■ Input records ■

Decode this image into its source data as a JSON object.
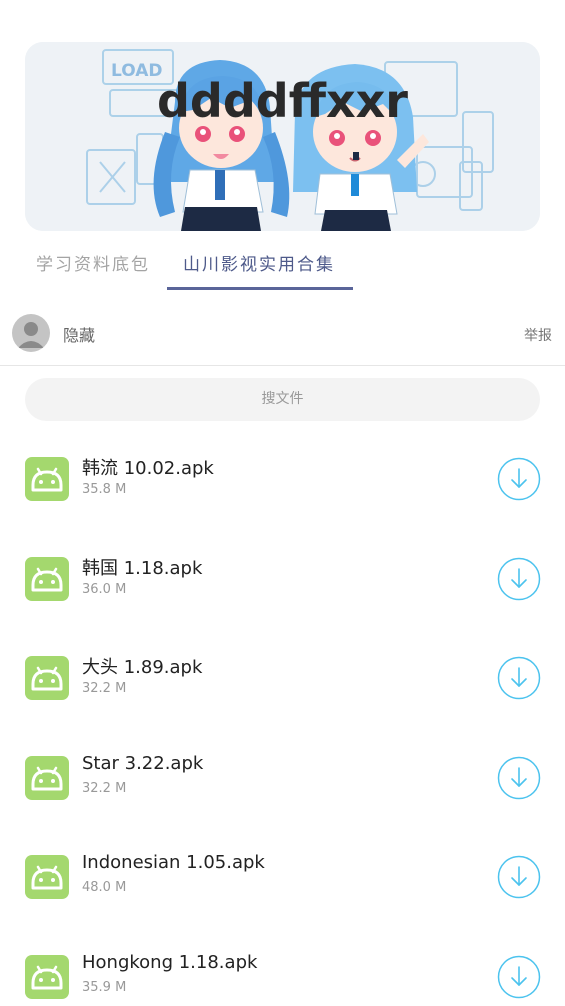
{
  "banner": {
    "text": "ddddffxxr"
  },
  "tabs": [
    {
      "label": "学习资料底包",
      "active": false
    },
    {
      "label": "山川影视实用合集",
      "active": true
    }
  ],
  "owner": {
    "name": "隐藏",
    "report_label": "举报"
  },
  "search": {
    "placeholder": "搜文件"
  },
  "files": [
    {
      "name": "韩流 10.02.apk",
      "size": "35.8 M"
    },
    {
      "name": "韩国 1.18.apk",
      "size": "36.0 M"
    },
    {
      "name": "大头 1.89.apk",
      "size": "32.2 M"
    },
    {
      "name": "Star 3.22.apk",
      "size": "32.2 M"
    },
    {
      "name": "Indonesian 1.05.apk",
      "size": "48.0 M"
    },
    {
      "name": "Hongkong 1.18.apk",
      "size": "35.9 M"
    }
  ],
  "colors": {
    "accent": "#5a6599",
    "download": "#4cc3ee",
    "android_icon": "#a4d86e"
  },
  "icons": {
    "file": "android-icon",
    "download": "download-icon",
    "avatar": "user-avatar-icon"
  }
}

■ Stated task ■
Pictures are to be left out; all else in the entries above is to be quoted exactly.

■ Output ■
Decode this image into its source data as a JSON object.
{
  "banner": {
    "text": "ddddffxxr"
  },
  "tabs": [
    {
      "label": "学习资料底包",
      "active": false
    },
    {
      "label": "山川影视实用合集",
      "active": true
    }
  ],
  "owner": {
    "name": "隐藏",
    "report_label": "举报"
  },
  "search": {
    "placeholder": "搜文件"
  },
  "files": [
    {
      "name": "韩流 10.02.apk",
      "size": "35.8 M"
    },
    {
      "name": "韩国 1.18.apk",
      "size": "36.0 M"
    },
    {
      "name": "大头 1.89.apk",
      "size": "32.2 M"
    },
    {
      "name": "Star 3.22.apk",
      "size": "32.2 M"
    },
    {
      "name": "Indonesian 1.05.apk",
      "size": "48.0 M"
    },
    {
      "name": "Hongkong 1.18.apk",
      "size": "35.9 M"
    }
  ],
  "colors": {
    "accent": "#5a6599",
    "download": "#4cc3ee",
    "android_icon": "#a4d86e"
  },
  "icons": {
    "file": "android-icon",
    "download": "download-icon",
    "avatar": "user-avatar-icon"
  }
}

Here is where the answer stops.